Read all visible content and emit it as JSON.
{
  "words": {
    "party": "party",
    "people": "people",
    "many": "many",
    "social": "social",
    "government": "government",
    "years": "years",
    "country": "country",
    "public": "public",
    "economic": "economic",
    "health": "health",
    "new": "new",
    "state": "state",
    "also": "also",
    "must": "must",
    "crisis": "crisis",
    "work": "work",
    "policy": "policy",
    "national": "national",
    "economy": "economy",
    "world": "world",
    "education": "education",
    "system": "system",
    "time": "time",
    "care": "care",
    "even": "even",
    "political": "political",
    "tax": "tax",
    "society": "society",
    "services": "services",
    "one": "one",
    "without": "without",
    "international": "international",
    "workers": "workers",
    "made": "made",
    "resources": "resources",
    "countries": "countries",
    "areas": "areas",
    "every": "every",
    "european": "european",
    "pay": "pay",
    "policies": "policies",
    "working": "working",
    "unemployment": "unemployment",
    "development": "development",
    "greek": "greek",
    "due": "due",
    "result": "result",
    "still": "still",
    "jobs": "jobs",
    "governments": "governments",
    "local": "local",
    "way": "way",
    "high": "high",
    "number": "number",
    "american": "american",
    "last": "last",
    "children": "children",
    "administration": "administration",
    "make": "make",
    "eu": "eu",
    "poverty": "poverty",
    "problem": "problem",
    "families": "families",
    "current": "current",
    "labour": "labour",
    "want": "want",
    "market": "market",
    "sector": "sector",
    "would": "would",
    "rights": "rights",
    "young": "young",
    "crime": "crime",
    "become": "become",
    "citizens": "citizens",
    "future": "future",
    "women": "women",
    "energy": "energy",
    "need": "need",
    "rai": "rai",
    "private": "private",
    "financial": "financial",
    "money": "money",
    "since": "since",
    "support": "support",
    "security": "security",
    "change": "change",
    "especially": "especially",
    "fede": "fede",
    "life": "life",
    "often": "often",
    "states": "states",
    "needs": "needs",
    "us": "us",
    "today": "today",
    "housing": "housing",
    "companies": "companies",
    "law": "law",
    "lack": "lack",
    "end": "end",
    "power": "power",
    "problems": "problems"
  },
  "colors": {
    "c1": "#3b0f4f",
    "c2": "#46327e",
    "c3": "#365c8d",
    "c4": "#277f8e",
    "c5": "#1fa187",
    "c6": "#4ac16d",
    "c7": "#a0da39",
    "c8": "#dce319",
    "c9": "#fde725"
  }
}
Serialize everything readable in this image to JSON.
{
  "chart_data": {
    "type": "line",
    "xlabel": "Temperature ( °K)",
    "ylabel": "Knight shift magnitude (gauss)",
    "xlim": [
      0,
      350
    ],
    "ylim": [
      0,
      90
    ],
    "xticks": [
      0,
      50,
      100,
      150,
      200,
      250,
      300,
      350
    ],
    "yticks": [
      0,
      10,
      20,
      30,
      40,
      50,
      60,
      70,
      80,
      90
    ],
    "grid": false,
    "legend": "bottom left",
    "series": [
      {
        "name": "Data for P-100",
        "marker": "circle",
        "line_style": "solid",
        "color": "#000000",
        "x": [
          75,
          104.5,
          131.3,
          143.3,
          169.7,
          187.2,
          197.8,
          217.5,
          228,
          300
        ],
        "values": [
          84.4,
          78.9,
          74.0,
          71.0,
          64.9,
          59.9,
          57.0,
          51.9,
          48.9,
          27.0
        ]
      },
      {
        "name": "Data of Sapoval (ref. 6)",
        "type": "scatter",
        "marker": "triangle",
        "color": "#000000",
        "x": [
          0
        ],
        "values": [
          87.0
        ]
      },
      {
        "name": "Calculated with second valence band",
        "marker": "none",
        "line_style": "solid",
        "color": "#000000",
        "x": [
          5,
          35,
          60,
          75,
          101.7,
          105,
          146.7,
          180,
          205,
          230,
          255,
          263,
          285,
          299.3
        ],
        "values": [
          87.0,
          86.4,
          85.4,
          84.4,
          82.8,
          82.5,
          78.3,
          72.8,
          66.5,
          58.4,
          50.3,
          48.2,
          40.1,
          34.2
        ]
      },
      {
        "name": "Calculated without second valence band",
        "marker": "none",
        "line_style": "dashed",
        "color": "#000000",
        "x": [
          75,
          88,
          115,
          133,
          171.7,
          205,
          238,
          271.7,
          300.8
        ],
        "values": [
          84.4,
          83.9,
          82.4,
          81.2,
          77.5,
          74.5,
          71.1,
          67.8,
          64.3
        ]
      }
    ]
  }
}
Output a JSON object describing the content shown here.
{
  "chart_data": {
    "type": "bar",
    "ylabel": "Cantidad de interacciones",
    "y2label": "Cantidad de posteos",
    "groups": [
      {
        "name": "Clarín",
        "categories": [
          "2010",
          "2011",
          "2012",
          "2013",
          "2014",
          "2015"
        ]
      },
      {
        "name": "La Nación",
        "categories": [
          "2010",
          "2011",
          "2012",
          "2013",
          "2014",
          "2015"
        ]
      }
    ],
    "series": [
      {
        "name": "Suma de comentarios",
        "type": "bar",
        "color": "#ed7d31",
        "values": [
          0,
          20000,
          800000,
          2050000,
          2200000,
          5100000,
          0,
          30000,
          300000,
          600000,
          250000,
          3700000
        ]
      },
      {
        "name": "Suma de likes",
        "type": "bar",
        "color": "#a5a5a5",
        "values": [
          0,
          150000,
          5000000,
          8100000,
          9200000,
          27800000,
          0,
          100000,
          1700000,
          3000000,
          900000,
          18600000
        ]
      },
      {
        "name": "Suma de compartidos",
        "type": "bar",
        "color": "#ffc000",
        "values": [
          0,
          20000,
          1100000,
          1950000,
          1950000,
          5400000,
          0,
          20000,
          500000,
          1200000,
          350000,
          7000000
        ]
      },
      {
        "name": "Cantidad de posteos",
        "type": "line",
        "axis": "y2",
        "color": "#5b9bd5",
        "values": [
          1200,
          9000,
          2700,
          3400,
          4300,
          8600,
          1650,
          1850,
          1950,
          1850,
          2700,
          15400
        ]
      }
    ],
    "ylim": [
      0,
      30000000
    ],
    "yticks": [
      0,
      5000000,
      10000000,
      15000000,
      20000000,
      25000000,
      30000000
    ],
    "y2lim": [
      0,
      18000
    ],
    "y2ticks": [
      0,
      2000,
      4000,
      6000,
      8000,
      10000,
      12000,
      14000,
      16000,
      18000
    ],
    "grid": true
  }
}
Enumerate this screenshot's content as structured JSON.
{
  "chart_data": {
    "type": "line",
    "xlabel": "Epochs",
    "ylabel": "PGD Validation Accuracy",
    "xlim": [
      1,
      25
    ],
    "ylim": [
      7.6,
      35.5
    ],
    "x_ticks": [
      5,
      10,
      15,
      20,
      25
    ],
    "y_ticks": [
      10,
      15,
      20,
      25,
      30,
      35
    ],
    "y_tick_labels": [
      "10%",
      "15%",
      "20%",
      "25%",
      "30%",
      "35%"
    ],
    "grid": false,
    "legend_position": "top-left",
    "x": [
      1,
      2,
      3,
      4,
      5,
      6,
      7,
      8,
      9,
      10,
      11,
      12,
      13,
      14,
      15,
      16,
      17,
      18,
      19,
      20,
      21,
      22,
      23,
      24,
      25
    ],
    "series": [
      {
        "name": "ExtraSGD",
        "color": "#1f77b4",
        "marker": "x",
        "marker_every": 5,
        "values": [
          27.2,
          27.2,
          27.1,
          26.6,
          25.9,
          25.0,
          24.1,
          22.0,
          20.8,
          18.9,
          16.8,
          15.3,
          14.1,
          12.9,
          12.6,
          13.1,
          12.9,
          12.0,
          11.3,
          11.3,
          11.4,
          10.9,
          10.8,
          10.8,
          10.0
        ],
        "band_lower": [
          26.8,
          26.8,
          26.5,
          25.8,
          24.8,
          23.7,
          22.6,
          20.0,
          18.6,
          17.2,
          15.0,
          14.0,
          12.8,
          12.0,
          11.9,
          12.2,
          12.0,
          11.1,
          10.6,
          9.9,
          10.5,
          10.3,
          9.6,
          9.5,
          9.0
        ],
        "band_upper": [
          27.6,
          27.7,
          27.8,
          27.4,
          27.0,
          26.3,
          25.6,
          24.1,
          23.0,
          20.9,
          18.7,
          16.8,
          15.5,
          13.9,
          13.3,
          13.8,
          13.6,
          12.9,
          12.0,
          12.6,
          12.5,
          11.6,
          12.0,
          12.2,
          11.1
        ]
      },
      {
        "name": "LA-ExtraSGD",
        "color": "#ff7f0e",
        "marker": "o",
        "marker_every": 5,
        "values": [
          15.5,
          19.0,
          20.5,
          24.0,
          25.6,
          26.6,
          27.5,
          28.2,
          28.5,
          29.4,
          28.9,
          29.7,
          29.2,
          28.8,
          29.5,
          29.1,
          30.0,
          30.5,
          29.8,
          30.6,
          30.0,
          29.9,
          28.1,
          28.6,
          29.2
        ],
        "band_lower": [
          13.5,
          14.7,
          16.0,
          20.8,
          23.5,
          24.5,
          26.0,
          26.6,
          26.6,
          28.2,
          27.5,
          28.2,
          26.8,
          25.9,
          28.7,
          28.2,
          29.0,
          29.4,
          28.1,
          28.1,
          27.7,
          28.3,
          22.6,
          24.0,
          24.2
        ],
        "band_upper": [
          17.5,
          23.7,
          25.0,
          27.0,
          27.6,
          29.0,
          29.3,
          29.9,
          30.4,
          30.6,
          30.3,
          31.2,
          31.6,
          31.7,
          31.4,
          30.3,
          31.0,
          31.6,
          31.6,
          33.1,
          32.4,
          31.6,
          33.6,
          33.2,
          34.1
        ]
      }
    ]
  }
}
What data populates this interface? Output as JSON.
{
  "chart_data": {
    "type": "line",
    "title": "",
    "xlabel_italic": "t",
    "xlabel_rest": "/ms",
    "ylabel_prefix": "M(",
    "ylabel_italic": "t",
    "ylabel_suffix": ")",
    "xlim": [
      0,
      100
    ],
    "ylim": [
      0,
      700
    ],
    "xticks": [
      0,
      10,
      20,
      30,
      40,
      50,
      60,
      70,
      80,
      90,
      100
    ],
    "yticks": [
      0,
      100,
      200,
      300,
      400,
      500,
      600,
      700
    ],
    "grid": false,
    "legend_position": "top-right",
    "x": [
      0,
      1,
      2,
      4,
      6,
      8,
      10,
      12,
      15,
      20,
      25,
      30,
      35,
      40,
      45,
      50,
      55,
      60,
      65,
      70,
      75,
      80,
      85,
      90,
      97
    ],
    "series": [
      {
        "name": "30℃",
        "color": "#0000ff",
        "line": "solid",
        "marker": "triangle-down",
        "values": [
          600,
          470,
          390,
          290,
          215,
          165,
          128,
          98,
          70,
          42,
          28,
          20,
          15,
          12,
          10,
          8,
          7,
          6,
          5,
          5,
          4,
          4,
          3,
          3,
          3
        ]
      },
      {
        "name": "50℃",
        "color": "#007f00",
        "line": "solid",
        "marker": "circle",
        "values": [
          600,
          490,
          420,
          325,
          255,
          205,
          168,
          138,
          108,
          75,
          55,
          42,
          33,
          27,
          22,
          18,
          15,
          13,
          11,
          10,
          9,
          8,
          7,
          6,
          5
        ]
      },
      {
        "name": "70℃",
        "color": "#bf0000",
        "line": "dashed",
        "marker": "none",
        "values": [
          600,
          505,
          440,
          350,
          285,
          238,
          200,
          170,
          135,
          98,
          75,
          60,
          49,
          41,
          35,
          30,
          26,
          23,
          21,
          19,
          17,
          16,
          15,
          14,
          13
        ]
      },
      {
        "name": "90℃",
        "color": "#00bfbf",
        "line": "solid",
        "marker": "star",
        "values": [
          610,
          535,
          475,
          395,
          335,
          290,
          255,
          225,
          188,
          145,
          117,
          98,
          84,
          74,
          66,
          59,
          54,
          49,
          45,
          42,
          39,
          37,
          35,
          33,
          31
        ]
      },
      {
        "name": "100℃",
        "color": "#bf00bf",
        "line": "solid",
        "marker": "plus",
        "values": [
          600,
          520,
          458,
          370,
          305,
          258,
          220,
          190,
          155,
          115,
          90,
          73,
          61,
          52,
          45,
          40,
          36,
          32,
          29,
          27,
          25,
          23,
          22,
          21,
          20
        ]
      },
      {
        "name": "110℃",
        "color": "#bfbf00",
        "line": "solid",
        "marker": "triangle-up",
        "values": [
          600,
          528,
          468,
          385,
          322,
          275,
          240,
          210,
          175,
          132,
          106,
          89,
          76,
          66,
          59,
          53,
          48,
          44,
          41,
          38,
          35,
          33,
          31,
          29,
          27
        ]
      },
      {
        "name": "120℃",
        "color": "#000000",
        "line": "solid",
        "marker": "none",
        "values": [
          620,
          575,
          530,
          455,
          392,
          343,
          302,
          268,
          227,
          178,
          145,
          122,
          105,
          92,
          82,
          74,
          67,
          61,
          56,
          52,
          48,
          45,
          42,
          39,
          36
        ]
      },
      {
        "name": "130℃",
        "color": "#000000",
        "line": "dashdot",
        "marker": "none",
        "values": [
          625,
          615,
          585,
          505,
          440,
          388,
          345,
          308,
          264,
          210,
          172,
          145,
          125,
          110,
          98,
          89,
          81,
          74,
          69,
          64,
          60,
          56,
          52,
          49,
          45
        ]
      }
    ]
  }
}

Given exercise: Return each line with "Suma".

The solution:
        "name": "Suma de comentarios",
        "name": "Suma de likes",
        "name": "Suma de compartidos",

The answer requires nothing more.